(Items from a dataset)

————————

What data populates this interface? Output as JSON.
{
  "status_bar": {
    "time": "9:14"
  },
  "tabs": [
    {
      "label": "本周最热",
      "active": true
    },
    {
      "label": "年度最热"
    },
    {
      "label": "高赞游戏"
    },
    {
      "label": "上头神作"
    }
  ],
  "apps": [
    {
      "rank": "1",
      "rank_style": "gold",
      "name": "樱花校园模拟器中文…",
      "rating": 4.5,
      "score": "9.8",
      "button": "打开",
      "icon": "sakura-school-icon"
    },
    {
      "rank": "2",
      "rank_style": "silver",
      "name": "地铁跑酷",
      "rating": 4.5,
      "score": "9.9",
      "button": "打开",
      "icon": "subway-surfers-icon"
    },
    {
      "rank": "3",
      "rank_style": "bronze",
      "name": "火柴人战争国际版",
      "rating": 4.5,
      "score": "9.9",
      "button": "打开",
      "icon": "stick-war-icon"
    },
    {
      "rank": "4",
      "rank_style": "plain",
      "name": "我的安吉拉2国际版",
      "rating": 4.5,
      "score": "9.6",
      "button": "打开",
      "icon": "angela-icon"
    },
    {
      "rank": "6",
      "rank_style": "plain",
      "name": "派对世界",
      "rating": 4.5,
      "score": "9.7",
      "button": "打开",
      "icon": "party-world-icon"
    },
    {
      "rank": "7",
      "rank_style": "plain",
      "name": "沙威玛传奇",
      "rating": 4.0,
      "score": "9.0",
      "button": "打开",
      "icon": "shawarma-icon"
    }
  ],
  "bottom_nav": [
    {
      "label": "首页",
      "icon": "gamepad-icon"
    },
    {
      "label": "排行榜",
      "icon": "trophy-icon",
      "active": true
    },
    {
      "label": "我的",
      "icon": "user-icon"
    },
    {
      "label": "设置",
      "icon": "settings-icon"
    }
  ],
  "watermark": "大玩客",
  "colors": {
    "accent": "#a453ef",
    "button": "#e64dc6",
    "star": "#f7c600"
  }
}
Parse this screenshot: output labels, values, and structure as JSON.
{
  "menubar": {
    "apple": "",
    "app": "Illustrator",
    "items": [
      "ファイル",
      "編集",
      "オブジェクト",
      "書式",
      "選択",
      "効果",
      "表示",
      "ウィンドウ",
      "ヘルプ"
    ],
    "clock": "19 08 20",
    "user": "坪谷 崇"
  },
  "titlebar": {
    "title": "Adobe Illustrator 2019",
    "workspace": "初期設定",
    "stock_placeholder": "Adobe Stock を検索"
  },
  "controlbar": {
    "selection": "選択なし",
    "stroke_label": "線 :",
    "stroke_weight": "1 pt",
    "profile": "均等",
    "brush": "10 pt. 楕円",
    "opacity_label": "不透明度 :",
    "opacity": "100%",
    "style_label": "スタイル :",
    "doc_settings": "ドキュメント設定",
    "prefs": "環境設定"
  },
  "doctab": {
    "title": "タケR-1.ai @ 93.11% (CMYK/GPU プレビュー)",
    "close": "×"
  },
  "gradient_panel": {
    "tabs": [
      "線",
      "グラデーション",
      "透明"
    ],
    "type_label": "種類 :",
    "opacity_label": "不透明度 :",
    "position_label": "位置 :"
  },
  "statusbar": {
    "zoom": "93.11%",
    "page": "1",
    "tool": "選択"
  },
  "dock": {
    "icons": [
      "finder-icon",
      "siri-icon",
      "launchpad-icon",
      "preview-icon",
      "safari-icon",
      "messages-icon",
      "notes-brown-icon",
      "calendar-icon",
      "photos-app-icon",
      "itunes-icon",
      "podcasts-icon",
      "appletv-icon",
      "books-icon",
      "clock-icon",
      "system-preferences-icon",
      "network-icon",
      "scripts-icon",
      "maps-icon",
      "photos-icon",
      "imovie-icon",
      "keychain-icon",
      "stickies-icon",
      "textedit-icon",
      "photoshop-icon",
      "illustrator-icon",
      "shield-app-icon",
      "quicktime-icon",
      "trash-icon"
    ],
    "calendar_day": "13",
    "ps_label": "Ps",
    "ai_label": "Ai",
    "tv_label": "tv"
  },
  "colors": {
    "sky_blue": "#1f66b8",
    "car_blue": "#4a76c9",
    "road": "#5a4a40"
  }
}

————————

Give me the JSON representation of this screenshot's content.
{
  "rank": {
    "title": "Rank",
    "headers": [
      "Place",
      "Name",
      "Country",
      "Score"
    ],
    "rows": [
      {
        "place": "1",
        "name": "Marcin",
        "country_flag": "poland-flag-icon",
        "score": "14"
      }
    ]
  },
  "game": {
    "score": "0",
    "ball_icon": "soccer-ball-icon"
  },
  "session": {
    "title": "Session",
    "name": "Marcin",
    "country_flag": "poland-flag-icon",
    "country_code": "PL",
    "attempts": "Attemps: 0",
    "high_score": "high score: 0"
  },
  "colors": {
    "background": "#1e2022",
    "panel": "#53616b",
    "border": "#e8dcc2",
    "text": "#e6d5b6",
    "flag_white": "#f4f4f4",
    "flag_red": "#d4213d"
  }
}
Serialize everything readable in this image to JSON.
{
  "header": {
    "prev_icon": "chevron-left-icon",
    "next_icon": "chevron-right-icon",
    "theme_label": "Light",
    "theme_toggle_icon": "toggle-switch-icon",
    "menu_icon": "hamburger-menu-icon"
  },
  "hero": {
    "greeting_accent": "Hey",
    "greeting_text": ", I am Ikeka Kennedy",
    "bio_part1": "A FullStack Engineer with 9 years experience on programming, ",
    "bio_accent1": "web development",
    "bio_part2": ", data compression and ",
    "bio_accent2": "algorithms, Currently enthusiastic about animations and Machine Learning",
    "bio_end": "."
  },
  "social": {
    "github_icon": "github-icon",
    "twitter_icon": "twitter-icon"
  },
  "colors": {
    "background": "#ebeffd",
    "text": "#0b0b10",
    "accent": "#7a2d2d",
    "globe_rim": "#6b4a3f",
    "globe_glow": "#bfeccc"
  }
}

————————

__Instructions to follow__.
Gather up the lines containing the word "background" from these records and copy them.

__Solution to this exercise__.
    "background": "#1e2022",
    "background": "#ebeffd",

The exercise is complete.